» **SET EXERCISE**: Output all of the entries exactly as written.

(Data records)
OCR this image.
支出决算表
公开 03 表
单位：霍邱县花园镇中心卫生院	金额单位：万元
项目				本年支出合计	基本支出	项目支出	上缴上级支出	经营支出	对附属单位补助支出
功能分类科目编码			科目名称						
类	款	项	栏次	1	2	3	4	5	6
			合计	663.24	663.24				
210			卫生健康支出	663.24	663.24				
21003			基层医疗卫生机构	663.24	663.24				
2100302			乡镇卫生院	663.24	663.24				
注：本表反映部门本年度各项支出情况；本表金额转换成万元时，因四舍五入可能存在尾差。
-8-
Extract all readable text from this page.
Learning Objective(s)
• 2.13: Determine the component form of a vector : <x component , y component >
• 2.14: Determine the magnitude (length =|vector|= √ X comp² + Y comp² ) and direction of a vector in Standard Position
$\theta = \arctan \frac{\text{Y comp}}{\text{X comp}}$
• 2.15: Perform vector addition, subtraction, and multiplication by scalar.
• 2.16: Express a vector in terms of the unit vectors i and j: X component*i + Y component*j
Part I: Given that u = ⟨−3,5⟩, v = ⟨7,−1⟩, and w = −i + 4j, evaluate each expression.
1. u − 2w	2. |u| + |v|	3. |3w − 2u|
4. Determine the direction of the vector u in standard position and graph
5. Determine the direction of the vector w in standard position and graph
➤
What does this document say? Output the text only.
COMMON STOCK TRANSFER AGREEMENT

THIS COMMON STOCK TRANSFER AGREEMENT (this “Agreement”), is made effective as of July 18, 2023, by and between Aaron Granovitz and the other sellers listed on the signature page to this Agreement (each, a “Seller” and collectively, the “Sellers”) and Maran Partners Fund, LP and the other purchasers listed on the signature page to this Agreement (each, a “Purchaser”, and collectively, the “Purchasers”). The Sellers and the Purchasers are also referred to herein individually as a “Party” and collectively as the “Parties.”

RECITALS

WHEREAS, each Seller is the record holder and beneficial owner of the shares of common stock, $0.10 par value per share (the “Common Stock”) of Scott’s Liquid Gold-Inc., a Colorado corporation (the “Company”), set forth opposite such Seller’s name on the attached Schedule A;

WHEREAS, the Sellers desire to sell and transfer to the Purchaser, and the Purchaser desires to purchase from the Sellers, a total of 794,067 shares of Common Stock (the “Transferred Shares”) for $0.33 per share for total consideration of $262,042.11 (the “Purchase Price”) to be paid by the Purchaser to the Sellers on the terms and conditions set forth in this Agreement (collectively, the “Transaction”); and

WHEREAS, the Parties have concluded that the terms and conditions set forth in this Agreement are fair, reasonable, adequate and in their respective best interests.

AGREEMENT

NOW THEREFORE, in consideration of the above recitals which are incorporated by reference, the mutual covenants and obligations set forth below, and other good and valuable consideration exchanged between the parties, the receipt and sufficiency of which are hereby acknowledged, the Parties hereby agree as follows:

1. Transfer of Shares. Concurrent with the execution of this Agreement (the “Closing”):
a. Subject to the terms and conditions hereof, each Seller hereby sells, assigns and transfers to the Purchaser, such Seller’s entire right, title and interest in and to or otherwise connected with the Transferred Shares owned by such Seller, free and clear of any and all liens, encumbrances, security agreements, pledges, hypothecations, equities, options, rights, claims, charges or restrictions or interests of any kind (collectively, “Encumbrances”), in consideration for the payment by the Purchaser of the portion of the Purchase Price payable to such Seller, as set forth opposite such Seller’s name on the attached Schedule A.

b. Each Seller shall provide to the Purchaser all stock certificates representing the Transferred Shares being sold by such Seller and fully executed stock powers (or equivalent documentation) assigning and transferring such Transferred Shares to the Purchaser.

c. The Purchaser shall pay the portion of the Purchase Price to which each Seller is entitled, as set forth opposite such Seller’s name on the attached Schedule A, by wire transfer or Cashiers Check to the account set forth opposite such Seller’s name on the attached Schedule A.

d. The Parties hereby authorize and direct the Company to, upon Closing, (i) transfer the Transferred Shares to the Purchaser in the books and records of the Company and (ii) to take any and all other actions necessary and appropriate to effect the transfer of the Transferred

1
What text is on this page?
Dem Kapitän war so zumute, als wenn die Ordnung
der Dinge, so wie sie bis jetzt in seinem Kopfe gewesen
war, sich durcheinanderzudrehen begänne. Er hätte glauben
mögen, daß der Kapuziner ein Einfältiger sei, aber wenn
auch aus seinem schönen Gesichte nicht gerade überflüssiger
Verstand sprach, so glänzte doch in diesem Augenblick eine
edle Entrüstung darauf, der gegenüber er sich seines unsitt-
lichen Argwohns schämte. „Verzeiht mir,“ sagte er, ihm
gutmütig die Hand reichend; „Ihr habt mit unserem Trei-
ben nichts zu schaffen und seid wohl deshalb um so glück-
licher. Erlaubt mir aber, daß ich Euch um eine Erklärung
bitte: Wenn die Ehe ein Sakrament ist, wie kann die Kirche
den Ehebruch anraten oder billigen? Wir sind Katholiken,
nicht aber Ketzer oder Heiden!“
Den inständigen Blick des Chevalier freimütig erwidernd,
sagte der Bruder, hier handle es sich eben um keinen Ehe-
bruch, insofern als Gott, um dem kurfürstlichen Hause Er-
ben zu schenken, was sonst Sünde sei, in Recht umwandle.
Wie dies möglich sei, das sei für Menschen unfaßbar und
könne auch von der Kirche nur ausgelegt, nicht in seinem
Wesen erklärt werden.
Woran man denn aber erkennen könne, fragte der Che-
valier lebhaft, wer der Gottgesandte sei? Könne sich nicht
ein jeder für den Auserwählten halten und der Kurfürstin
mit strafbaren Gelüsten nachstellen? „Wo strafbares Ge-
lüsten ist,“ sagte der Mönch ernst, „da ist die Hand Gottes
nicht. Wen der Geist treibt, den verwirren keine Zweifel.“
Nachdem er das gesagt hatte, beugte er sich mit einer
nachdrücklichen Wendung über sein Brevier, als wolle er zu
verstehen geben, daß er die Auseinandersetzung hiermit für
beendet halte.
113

» **SOLVED EXERCISE**:
OCR this image.
支出决算表
公开 03 表
单位：霍邱县花园镇中心卫生院	金额单位：万元
项目				本年支出合计	基本支出	项目支出	上缴上级支出	经营支出	对附属单位补助支出
功能分类科目编码			科目名称						
类	款	项	栏次	1	2	3	4	5	6
			合计	663.24	663.24				
210			卫生健康支出	663.24	663.24				
21003			基层医疗卫生机构	663.24	663.24				
2100302			乡镇卫生院	663.24	663.24				
注：本表反映部门本年度各项支出情况；本表金额转换成万元时，因四舍五入可能存在尾差。
-8-
Extract all readable text from this page.
Learning Objective(s)
• 2.13: Determine the component form of a vector : <x component , y component >
• 2.14: Determine the magnitude (length =|vector|= √ X comp² + Y comp² ) and direction of a vector in Standard Position
$\theta = \arctan \frac{\text{Y comp}}{\text{X comp}}$
• 2.15: Perform vector addition, subtraction, and multiplication by scalar.
• 2.16: Express a vector in terms of the unit vectors i and j: X component*i + Y component*j
Part I: Given that u = ⟨−3,5⟩, v = ⟨7,−1⟩, and w = −i + 4j, evaluate each expression.
1. u − 2w	2. |u| + |v|	3. |3w − 2u|
4. Determine the direction of the vector u in standard position and graph
5. Determine the direction of the vector w in standard position and graph
➤
What does this document say? Output the text only.
COMMON STOCK TRANSFER AGREEMENT

THIS COMMON STOCK TRANSFER AGREEMENT (this “Agreement”), is made effective as of July 18, 2023, by and between Aaron Granovitz and the other sellers listed on the signature page to this Agreement (each, a “Seller” and collectively, the “Sellers”) and Maran Partners Fund, LP and the other purchasers listed on the signature page to this Agreement (each, a “Purchaser”, and collectively, the “Purchasers”). The Sellers and the Purchasers are also referred to herein individually as a “Party” and collectively as the “Parties.”

RECITALS

WHEREAS, each Seller is the record holder and beneficial owner of the shares of common stock, $0.10 par value per share (the “Common Stock”) of Scott’s Liquid Gold-Inc., a Colorado corporation (the “Company”), set forth opposite such Seller’s name on the attached Schedule A;

WHEREAS, the Sellers desire to sell and transfer to the Purchaser, and the Purchaser desires to purchase from the Sellers, a total of 794,067 shares of Common Stock (the “Transferred Shares”) for $0.33 per share for total consideration of $262,042.11 (the “Purchase Price”) to be paid by the Purchaser to the Sellers on the terms and conditions set forth in this Agreement (collectively, the “Transaction”); and

WHEREAS, the Parties have concluded that the terms and conditions set forth in this Agreement are fair, reasonable, adequate and in their respective best interests.

AGREEMENT

NOW THEREFORE, in consideration of the above recitals which are incorporated by reference, the mutual covenants and obligations set forth below, and other good and valuable consideration exchanged between the parties, the receipt and sufficiency of which are hereby acknowledged, the Parties hereby agree as follows:

1. Transfer of Shares. Concurrent with the execution of this Agreement (the “Closing”):
a. Subject to the terms and conditions hereof, each Seller hereby sells, assigns and transfers to the Purchaser, such Seller’s entire right, title and interest in and to or otherwise connected with the Transferred Shares owned by such Seller, free and clear of any and all liens, encumbrances, security agreements, pledges, hypothecations, equities, options, rights, claims, charges or restrictions or interests of any kind (collectively, “Encumbrances”), in consideration for the payment by the Purchaser of the portion of the Purchase Price payable to such Seller, as set forth opposite such Seller’s name on the attached Schedule A.

b. Each Seller shall provide to the Purchaser all stock certificates representing the Transferred Shares being sold by such Seller and fully executed stock powers (or equivalent documentation) assigning and transferring such Transferred Shares to the Purchaser.

c. The Purchaser shall pay the portion of the Purchase Price to which each Seller is entitled, as set forth opposite such Seller’s name on the attached Schedule A, by wire transfer or Cashiers Check to the account set forth opposite such Seller’s name on the attached Schedule A.

d. The Parties hereby authorize and direct the Company to, upon Closing, (i) transfer the Transferred Shares to the Purchaser in the books and records of the Company and (ii) to take any and all other actions necessary and appropriate to effect the transfer of the Transferred

1
What text is on this page?
Dem Kapitän war so zumute, als wenn die Ordnung
der Dinge, so wie sie bis jetzt in seinem Kopfe gewesen
war, sich durcheinanderzudrehen begänne. Er hätte glauben
mögen, daß der Kapuziner ein Einfältiger sei, aber wenn
auch aus seinem schönen Gesichte nicht gerade überflüssiger
Verstand sprach, so glänzte doch in diesem Augenblick eine
edle Entrüstung darauf, der gegenüber er sich seines unsitt-
lichen Argwohns schämte. „Verzeiht mir,“ sagte er, ihm
gutmütig die Hand reichend; „Ihr habt mit unserem Trei-
ben nichts zu schaffen und seid wohl deshalb um so glück-
licher. Erlaubt mir aber, daß ich Euch um eine Erklärung
bitte: Wenn die Ehe ein Sakrament ist, wie kann die Kirche
den Ehebruch anraten oder billigen? Wir sind Katholiken,
nicht aber Ketzer oder Heiden!“
Den inständigen Blick des Chevalier freimütig erwidernd,
sagte der Bruder, hier handle es sich eben um keinen Ehe-
bruch, insofern als Gott, um dem kurfürstlichen Hause Er-
ben zu schenken, was sonst Sünde sei, in Recht umwandle.
Wie dies möglich sei, das sei für Menschen unfaßbar und
könne auch von der Kirche nur ausgelegt, nicht in seinem
Wesen erklärt werden.
Woran man denn aber erkennen könne, fragte der Che-
valier lebhaft, wer der Gottgesandte sei? Könne sich nicht
ein jeder für den Auserwählten halten und der Kurfürstin
mit strafbaren Gelüsten nachstellen? „Wo strafbares Ge-
lüsten ist,“ sagte der Mönch ernst, „da ist die Hand Gottes
nicht. Wen der Geist treibt, den verwirren keine Zweifel.“
Nachdem er das gesagt hatte, beugte er sich mit einer
nachdrücklichen Wendung über sein Brevier, als wolle er zu
verstehen geben, daß er die Auseinandersetzung hiermit für
beendet halte.
113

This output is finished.